* Start Excerpted data *
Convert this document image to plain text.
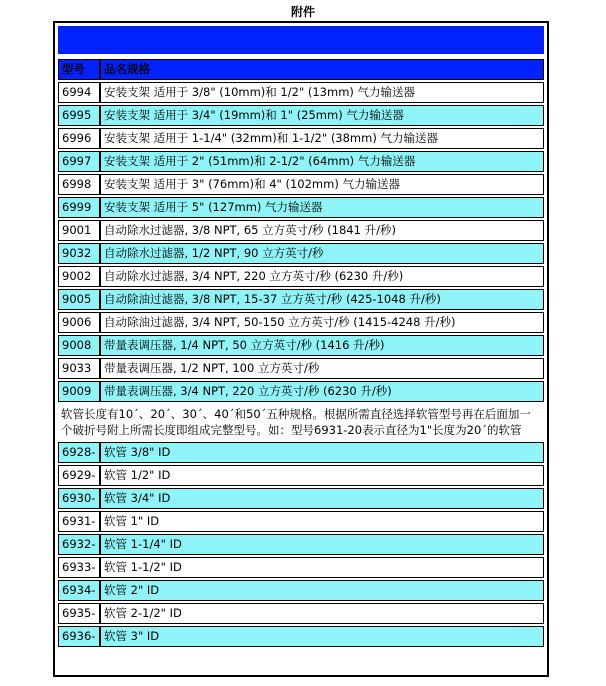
附件
型号	品名规格
6994	安装支架 适用于 3/8" (10mm)和 1/2" (13mm) 气力输送器
6995	安装支架 适用于 3/4" (19mm)和 1" (25mm) 气力输送器
6996	安装支架 适用于 1-1/4" (32mm)和 1-1/2" (38mm) 气力输送器
6997	安装支架 适用于 2" (51mm)和 2-1/2" (64mm) 气力输送器
6998	安装支架 适用于 3" (76mm)和 4" (102mm) 气力输送器
6999	安装支架 适用于 5" (127mm) 气力输送器
9001	自动除水过滤器, 3/8 NPT, 65 立方英寸/秒 (1841 升/秒)
9032	自动除水过滤器, 1/2 NPT, 90 立方英寸/秒
9002	自动除水过滤器, 3/4 NPT, 220 立方英寸/秒 (6230 升/秒)
9005	自动除油过滤器, 3/8 NPT, 15-37 立方英寸/秒 (425-1048 升/秒)
9006	自动除油过滤器, 3/4 NPT, 50-150 立方英寸/秒 (1415-4248 升/秒)
9008	带量表调压器, 1/4 NPT, 50 立方英寸/秒 (1416 升/秒)
9033	带量表调压器, 1/2 NPT, 100 立方英寸/秒
9009	带量表调压器, 3/4 NPT, 220 立方英寸/秒 (6230 升/秒)
软管长度有10´、20´、30´、40´和50´五种规格。根据所需直径选择软管型号再在后面加一个破折号附上所需长度即组成完整型号。如：型号6931-20表示直径为1"长度为20´的软管	
6928-	软管 3/8" ID
6929-	软管 1/2" ID
6930-	软管 3/4" ID
6931-	软管 1" ID
6932-	软管 1-1/4" ID
6933-	软管 1-1/2" ID
6934-	软管 2" ID
6935-	软管 2-1/2" ID
6936-	软管 3" ID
* End Excerpted data *
Requirement
Images do not belong in the copy; reproduce all other parts of the records above verbatim.

Task response
Convert this document image to plain text.
附件
型号	品名规格
6994	安装支架 适用于 3/8" (10mm)和 1/2" (13mm) 气力输送器
6995	安装支架 适用于 3/4" (19mm)和 1" (25mm) 气力输送器
6996	安装支架 适用于 1-1/4" (32mm)和 1-1/2" (38mm) 气力输送器
6997	安装支架 适用于 2" (51mm)和 2-1/2" (64mm) 气力输送器
6998	安装支架 适用于 3" (76mm)和 4" (102mm) 气力输送器
6999	安装支架 适用于 5" (127mm) 气力输送器
9001	自动除水过滤器, 3/8 NPT, 65 立方英寸/秒 (1841 升/秒)
9032	自动除水过滤器, 1/2 NPT, 90 立方英寸/秒
9002	自动除水过滤器, 3/4 NPT, 220 立方英寸/秒 (6230 升/秒)
9005	自动除油过滤器, 3/8 NPT, 15-37 立方英寸/秒 (425-1048 升/秒)
9006	自动除油过滤器, 3/4 NPT, 50-150 立方英寸/秒 (1415-4248 升/秒)
9008	带量表调压器, 1/4 NPT, 50 立方英寸/秒 (1416 升/秒)
9033	带量表调压器, 1/2 NPT, 100 立方英寸/秒
9009	带量表调压器, 3/4 NPT, 220 立方英寸/秒 (6230 升/秒)
软管长度有10´、20´、30´、40´和50´五种规格。根据所需直径选择软管型号再在后面加一个破折号附上所需长度即组成完整型号。如：型号6931-20表示直径为1"长度为20´的软管	
6928-	软管 3/8" ID
6929-	软管 1/2" ID
6930-	软管 3/4" ID
6931-	软管 1" ID
6932-	软管 1-1/4" ID
6933-	软管 1-1/2" ID
6934-	软管 2" ID
6935-	软管 2-1/2" ID
6936-	软管 3" ID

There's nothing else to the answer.